◆ WHAT IS NEEDED
Filter the records below and copy every line containing the word "CMCC".

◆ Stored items
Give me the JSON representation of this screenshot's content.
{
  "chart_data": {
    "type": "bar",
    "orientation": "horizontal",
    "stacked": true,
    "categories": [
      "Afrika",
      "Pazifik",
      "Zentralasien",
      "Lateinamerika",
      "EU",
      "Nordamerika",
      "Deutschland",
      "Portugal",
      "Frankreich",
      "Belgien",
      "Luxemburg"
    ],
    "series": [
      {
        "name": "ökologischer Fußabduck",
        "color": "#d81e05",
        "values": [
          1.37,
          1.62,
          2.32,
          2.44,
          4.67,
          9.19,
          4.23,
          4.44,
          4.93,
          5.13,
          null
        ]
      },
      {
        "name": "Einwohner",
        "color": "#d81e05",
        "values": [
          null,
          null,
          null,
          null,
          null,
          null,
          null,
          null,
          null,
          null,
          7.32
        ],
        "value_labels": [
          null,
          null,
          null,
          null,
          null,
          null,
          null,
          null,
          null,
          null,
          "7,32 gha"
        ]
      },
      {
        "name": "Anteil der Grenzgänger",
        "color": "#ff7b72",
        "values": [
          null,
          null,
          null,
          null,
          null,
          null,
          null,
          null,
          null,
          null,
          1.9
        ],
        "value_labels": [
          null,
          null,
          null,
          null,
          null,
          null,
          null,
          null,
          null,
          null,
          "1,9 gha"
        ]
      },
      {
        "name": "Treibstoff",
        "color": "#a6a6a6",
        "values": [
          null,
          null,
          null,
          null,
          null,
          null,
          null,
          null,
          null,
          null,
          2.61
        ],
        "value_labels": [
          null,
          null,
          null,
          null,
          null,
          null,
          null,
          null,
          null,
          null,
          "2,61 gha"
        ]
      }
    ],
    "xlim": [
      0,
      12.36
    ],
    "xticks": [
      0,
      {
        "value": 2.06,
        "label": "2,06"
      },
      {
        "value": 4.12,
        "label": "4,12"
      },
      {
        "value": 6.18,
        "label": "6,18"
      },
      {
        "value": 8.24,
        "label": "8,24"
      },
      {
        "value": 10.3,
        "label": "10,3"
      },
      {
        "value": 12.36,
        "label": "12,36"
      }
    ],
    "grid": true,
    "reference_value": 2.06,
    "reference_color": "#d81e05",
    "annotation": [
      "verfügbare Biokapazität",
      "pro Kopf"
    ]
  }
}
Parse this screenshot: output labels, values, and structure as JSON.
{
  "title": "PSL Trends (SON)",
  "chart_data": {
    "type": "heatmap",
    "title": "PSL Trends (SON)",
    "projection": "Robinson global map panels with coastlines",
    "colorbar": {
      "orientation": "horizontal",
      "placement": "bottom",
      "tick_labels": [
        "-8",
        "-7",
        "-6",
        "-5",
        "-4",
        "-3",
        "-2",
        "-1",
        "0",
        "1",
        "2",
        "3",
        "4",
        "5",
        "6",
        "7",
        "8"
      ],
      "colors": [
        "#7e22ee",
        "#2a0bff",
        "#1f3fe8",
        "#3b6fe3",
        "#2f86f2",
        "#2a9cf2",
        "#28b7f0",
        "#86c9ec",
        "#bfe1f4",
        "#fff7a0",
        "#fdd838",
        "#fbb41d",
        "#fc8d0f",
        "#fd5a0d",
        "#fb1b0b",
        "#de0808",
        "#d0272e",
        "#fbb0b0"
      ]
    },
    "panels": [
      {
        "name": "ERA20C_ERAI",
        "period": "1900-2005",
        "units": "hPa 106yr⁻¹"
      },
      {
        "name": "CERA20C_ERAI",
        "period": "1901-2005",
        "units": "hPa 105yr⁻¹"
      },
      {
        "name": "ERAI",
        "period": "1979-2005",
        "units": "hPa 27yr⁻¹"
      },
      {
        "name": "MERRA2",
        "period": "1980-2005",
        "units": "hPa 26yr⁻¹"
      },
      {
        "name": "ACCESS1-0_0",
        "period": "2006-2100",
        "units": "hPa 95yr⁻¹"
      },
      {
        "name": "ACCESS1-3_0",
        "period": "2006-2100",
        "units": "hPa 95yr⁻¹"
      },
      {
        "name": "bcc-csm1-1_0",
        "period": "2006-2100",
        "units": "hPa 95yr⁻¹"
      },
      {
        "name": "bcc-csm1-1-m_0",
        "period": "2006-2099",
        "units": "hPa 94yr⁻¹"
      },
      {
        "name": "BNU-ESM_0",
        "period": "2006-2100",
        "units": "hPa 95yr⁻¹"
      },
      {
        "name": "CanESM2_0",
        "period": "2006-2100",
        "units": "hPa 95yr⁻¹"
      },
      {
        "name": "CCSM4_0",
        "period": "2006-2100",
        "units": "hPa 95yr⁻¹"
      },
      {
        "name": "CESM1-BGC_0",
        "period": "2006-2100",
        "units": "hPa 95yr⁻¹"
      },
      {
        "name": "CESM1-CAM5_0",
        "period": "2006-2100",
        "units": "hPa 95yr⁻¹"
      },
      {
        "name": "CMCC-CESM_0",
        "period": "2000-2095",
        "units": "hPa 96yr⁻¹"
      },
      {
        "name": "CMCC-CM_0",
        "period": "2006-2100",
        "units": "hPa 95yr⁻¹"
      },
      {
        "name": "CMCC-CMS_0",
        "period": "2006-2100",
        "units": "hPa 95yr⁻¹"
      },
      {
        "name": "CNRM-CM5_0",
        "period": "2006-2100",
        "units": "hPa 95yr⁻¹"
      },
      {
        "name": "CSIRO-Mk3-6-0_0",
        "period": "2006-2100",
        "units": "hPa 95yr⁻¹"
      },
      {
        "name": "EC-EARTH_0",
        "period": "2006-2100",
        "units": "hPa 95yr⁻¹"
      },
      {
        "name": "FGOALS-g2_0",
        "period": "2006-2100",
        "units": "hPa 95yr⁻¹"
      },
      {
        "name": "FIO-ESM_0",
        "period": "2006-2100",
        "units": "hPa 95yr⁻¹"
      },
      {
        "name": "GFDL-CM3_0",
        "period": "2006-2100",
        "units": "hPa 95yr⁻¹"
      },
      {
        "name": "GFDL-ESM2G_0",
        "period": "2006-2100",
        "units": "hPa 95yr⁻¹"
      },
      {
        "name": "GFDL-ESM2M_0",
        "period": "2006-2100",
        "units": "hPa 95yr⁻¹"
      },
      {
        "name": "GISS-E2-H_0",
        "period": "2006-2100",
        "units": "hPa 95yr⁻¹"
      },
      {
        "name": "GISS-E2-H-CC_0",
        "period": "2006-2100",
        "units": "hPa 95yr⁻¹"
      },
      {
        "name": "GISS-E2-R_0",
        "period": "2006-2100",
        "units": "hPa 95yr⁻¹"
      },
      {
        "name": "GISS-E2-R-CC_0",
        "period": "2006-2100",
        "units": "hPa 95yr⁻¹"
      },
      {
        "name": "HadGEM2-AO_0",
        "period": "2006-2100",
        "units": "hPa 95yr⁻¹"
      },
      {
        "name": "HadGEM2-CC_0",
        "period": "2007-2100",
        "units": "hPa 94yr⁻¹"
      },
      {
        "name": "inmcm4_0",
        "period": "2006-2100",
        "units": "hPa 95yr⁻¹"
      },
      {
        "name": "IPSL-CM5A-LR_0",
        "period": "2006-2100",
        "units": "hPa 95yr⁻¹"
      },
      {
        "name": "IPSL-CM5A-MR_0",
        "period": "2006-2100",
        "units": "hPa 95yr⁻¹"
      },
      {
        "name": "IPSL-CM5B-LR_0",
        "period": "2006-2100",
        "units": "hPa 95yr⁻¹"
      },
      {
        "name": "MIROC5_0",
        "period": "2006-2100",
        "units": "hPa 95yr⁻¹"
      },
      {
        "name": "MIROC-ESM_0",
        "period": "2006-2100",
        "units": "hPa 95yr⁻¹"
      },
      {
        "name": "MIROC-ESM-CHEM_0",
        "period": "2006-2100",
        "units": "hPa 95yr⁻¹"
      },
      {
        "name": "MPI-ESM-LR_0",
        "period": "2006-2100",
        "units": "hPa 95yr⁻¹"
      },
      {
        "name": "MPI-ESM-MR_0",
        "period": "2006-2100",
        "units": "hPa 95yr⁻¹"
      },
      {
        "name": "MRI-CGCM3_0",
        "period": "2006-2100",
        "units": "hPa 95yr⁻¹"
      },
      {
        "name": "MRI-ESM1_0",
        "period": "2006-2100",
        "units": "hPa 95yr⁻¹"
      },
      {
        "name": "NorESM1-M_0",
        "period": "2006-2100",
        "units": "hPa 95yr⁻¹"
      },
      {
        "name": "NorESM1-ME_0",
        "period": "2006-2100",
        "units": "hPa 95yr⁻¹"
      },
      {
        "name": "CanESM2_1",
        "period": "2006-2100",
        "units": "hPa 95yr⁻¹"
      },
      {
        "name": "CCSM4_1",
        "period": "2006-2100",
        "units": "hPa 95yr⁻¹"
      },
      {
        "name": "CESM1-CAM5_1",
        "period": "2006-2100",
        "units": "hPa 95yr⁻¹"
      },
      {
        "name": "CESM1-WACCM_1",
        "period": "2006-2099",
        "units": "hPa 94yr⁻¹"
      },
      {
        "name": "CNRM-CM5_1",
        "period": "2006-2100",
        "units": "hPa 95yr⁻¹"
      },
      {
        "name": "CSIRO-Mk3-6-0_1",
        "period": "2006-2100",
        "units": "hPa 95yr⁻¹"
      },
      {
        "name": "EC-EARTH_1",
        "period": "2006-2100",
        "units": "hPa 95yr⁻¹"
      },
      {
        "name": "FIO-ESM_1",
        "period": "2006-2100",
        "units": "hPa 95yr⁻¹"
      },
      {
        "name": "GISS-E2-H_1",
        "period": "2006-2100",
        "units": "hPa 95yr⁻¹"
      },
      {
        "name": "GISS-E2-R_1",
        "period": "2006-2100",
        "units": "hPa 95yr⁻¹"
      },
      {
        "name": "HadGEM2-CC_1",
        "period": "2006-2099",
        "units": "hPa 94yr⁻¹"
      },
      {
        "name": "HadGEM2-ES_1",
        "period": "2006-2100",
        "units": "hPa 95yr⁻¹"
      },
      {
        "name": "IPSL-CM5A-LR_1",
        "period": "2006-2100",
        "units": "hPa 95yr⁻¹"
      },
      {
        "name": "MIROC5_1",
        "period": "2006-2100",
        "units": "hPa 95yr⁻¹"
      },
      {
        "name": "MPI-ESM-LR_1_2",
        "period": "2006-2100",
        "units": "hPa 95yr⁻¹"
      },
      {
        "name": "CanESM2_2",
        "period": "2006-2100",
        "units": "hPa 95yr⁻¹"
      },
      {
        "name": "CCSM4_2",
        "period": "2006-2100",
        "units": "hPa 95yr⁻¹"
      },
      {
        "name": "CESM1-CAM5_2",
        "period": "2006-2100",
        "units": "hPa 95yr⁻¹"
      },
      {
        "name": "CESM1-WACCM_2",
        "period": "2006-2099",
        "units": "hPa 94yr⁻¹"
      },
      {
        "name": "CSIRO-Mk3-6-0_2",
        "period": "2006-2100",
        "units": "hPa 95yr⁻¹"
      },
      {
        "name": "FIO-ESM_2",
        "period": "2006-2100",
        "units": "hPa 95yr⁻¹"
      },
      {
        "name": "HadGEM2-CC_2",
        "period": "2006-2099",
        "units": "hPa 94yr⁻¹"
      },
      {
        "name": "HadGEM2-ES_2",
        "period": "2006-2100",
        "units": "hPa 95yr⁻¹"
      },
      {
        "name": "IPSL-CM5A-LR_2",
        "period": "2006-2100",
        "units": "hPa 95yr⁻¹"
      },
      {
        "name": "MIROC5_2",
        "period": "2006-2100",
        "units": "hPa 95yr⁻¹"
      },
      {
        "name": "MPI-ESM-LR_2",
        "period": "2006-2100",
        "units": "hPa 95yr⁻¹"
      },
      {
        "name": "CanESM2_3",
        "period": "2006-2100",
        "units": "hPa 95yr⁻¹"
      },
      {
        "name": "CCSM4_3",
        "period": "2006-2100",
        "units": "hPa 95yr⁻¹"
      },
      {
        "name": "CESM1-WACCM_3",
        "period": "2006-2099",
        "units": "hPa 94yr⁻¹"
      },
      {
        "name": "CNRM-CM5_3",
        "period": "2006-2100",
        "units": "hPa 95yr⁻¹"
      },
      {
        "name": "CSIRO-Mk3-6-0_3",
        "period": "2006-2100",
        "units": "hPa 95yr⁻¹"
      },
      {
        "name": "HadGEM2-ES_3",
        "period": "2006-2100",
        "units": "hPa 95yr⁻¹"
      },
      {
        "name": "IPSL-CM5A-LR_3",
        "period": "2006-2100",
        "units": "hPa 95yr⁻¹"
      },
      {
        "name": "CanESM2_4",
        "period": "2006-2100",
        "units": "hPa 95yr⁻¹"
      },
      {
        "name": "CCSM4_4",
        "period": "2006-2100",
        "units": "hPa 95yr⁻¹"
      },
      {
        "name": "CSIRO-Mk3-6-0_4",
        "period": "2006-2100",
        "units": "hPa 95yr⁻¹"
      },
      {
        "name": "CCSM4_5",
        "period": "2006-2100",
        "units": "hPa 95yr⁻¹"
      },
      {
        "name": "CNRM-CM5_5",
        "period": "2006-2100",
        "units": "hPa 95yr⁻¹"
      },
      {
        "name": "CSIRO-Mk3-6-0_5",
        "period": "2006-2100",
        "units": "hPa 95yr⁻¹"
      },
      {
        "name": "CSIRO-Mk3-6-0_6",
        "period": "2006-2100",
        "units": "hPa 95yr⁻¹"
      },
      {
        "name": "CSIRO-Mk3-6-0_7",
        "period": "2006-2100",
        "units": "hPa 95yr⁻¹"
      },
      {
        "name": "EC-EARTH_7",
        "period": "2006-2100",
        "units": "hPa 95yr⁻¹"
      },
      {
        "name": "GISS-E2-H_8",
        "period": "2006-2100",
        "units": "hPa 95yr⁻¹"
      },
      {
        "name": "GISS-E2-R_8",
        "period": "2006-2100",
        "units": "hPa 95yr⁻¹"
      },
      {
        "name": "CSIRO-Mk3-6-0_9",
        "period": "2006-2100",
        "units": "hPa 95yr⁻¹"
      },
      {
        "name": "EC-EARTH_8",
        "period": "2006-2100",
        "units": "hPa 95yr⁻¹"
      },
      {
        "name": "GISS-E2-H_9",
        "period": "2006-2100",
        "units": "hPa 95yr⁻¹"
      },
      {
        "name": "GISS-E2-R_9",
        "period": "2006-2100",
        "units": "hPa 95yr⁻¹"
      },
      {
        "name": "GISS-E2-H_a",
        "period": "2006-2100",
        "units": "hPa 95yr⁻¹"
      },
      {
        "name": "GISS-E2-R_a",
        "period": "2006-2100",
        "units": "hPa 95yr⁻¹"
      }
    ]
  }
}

◆ TASK RESULT
        "name": "CMCC-CESM_0",
        "name": "CMCC-CM_0",
        "name": "CMCC-CMS_0",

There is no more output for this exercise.